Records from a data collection
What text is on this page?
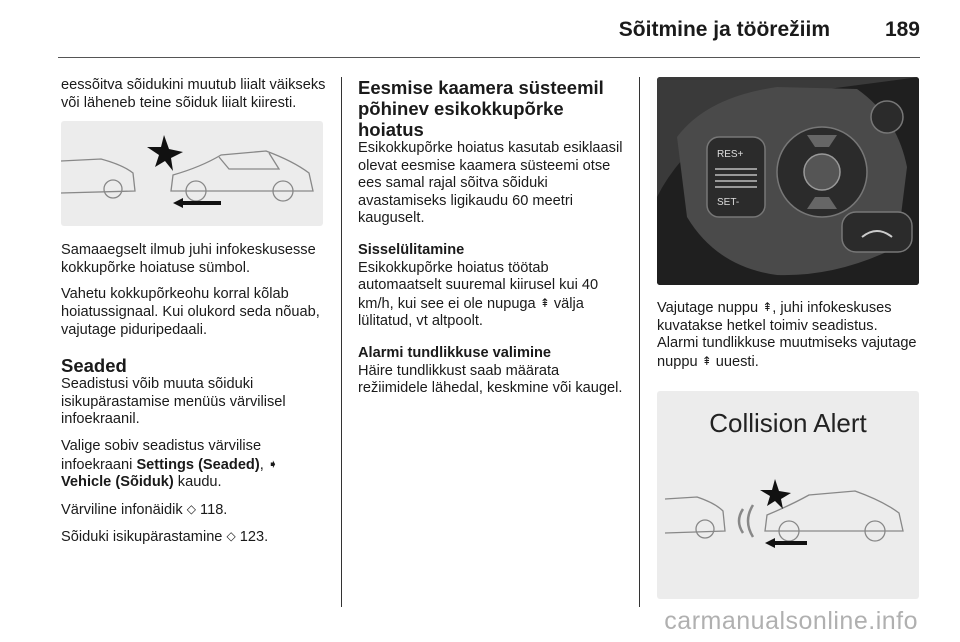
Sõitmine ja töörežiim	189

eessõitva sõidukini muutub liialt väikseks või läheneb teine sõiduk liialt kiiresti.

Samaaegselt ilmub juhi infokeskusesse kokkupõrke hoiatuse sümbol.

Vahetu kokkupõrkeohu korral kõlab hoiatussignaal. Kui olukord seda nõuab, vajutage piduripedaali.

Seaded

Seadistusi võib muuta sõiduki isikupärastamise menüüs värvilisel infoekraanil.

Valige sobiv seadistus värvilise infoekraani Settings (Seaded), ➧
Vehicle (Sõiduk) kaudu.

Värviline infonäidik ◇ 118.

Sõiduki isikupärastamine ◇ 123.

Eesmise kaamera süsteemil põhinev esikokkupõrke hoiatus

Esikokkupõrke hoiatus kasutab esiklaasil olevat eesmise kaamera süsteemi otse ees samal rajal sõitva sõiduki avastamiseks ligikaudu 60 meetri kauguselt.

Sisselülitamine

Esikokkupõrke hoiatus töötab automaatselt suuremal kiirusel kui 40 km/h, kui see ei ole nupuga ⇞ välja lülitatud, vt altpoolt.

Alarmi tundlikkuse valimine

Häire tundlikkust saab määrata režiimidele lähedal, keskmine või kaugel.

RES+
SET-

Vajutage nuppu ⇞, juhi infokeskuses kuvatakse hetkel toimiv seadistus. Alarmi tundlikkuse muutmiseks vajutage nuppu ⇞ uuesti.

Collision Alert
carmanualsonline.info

_Problem_: Write out the data precisely as given, excluding the pictures.

_Exercise answer_:
What text is on this page?
Sõitmine ja töörežiim	189

eessõitva sõidukini muutub liialt väikseks või läheneb teine sõiduk liialt kiiresti.

Samaaegselt ilmub juhi infokeskusesse kokkupõrke hoiatuse sümbol.

Vahetu kokkupõrkeohu korral kõlab hoiatussignaal. Kui olukord seda nõuab, vajutage piduripedaali.

Seaded

Seadistusi võib muuta sõiduki isikupärastamise menüüs värvilisel infoekraanil.

Valige sobiv seadistus värvilise infoekraani Settings (Seaded), ➧
Vehicle (Sõiduk) kaudu.

Värviline infonäidik ◇ 118.

Sõiduki isikupärastamine ◇ 123.

Eesmise kaamera süsteemil põhinev esikokkupõrke hoiatus

Esikokkupõrke hoiatus kasutab esiklaasil olevat eesmise kaamera süsteemi otse ees samal rajal sõitva sõiduki avastamiseks ligikaudu 60 meetri kauguselt.

Sisselülitamine

Esikokkupõrke hoiatus töötab automaatselt suuremal kiirusel kui 40 km/h, kui see ei ole nupuga ⇞ välja lülitatud, vt altpoolt.

Alarmi tundlikkuse valimine

Häire tundlikkust saab määrata režiimidele lähedal, keskmine või kaugel.

RES+
SET-

Vajutage nuppu ⇞, juhi infokeskuses kuvatakse hetkel toimiv seadistus. Alarmi tundlikkuse muutmiseks vajutage nuppu ⇞ uuesti.

Collision Alert
carmanualsonline.info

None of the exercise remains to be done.